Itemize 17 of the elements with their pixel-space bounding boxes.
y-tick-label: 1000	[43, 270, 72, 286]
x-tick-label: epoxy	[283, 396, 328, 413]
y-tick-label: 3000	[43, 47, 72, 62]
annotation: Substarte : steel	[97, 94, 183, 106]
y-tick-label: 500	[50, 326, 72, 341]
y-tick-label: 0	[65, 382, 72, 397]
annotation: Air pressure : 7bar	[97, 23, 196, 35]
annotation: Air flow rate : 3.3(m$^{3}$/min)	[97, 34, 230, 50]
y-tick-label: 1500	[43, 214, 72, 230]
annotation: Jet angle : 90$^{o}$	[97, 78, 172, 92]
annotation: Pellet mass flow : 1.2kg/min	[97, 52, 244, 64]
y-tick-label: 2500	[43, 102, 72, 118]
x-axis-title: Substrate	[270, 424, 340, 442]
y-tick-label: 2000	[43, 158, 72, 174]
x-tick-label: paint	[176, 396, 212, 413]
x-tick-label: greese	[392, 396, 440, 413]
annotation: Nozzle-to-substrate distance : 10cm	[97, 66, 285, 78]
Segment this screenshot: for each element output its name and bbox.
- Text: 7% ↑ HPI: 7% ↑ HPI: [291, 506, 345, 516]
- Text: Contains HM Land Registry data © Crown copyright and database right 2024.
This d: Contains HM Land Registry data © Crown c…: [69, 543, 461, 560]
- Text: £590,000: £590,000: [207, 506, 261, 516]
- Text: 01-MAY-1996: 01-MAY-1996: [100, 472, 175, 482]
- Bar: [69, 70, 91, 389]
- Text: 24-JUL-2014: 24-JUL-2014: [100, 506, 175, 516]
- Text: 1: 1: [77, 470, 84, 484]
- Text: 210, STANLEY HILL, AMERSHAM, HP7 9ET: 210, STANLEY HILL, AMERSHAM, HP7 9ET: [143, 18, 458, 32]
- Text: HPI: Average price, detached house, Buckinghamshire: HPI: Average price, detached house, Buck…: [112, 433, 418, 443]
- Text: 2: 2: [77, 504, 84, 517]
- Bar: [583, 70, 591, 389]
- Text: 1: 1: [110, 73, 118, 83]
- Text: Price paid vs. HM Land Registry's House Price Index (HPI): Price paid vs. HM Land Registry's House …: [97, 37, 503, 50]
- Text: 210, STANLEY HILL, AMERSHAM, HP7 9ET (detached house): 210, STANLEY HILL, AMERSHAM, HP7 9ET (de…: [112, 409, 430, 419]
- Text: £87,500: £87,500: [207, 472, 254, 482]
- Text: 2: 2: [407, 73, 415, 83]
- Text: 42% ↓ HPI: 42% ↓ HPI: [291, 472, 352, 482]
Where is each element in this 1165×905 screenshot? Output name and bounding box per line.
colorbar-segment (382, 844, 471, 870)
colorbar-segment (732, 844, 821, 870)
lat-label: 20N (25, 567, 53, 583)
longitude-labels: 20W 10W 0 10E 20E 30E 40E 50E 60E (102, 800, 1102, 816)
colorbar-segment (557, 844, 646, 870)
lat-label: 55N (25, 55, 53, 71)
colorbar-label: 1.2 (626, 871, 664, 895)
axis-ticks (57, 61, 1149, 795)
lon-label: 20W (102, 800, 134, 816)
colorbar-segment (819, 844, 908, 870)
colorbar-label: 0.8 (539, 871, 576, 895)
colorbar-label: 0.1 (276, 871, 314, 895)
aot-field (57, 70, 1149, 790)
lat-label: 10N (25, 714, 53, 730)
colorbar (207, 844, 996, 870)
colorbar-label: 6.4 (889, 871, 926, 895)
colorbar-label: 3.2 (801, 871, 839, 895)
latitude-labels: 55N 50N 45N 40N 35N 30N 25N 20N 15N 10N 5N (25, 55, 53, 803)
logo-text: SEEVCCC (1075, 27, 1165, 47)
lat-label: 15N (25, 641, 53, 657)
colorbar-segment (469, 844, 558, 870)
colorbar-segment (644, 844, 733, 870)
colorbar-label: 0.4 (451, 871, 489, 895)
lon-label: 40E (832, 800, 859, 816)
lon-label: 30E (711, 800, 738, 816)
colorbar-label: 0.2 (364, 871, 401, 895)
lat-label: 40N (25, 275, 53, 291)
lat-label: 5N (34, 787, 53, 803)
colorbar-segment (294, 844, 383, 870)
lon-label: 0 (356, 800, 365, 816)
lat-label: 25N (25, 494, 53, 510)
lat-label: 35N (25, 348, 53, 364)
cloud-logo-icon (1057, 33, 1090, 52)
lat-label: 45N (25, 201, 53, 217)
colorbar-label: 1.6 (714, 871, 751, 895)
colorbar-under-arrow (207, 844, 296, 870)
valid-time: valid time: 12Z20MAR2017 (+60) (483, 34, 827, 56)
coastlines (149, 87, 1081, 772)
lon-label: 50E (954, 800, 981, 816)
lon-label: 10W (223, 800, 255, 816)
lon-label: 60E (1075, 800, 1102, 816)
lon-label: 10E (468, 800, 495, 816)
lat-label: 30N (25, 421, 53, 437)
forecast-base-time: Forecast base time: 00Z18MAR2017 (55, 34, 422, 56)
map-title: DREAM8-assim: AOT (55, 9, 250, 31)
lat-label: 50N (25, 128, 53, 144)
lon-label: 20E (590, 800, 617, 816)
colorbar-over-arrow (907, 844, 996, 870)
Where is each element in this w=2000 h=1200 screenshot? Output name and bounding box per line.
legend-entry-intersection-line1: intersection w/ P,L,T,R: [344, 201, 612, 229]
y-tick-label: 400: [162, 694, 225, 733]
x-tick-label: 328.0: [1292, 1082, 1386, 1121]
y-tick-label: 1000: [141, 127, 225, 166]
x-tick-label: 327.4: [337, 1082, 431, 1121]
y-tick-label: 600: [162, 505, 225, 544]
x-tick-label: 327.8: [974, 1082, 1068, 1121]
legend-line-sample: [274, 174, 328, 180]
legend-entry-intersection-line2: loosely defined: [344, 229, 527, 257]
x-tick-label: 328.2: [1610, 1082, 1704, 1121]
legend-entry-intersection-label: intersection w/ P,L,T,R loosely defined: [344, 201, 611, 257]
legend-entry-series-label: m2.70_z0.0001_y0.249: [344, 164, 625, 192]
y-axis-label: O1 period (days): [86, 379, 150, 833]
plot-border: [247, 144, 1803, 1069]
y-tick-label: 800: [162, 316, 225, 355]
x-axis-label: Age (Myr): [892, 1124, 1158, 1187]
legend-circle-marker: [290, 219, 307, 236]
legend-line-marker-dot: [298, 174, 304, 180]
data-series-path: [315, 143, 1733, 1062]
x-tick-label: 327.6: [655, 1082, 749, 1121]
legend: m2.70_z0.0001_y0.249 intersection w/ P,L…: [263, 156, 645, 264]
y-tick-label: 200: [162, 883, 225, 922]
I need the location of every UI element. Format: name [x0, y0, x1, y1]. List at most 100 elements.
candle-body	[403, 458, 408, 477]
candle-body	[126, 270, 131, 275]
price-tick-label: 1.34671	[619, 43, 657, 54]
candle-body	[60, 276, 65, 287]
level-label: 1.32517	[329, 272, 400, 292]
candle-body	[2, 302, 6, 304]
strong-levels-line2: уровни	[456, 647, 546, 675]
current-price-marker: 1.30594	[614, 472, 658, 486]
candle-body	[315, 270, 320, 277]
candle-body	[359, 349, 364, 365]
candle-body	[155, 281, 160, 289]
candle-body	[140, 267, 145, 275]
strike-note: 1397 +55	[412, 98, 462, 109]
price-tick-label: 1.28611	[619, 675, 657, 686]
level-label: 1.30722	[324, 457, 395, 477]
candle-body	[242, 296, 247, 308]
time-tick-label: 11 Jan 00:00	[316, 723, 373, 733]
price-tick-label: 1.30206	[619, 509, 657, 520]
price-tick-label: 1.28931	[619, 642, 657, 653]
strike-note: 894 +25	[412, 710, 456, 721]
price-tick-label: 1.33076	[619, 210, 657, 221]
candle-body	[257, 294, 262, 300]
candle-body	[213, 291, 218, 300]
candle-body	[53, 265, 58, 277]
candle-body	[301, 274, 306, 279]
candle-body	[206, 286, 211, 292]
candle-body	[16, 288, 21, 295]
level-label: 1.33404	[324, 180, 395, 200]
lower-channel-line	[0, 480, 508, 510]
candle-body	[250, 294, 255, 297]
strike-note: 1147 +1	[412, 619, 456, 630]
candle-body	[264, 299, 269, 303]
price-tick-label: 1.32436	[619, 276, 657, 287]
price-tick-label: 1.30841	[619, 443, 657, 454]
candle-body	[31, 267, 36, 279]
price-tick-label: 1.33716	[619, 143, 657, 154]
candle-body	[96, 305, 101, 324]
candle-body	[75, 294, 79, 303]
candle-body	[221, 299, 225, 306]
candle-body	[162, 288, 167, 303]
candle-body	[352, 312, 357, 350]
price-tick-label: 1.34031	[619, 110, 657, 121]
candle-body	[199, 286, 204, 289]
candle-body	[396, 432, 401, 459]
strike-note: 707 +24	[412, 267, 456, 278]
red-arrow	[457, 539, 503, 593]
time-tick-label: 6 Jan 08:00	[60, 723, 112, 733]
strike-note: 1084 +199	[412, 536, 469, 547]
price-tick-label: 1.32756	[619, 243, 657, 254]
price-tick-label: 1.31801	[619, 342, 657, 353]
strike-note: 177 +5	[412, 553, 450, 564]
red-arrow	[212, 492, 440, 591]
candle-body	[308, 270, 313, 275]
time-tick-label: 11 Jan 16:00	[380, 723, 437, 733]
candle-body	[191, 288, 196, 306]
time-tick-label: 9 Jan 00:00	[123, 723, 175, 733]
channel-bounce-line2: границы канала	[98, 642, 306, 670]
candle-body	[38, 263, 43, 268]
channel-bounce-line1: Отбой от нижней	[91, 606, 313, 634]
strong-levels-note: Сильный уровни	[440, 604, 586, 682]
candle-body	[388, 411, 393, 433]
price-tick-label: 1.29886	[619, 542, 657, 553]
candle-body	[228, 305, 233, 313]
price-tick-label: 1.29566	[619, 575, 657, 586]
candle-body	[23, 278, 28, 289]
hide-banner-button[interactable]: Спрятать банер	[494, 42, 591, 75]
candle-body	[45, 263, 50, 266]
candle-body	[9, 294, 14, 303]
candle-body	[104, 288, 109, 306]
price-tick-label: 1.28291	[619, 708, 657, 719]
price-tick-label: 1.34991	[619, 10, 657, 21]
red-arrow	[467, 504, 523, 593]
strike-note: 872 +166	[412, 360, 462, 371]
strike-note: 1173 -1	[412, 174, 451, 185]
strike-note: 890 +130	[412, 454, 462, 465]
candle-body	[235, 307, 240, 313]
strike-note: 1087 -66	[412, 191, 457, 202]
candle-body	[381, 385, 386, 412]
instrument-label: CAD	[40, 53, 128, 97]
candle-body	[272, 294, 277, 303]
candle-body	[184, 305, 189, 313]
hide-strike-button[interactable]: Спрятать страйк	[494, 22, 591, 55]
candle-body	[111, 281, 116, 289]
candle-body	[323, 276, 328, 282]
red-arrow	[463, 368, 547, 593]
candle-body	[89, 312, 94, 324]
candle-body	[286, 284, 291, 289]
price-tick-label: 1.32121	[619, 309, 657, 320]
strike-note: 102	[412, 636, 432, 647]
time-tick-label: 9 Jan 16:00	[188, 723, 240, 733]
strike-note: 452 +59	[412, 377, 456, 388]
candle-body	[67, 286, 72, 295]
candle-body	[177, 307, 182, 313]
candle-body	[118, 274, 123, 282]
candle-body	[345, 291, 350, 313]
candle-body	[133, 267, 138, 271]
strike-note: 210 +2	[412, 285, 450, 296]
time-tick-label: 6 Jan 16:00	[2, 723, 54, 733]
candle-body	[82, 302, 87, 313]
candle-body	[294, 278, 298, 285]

» **OBJETIVO DEL EJERCICIO**
Transcriba sin ninguna modificación las líneas de los registros que van desde el comienzo hasta la que contiene "annotation: Pellet mass", esta incluida.

» **RESPUESTA A LA TAREA**
Itemize 17 of the elements with their pixel-space bounding boxes.
y-tick-label: 1000	[43, 270, 72, 286]
x-tick-label: epoxy	[283, 396, 328, 413]
y-tick-label: 3000	[43, 47, 72, 62]
annotation: Substarte : steel	[97, 94, 183, 106]
y-tick-label: 500	[50, 326, 72, 341]
y-tick-label: 0	[65, 382, 72, 397]
annotation: Air pressure : 7bar	[97, 23, 196, 35]
annotation: Air flow rate : 3.3(m$^{3}$/min)	[97, 34, 230, 50]
y-tick-label: 1500	[43, 214, 72, 230]
annotation: Jet angle : 90$^{o}$	[97, 78, 172, 92]
annotation: Pellet mass flow : 1.2kg/min	[97, 52, 244, 64]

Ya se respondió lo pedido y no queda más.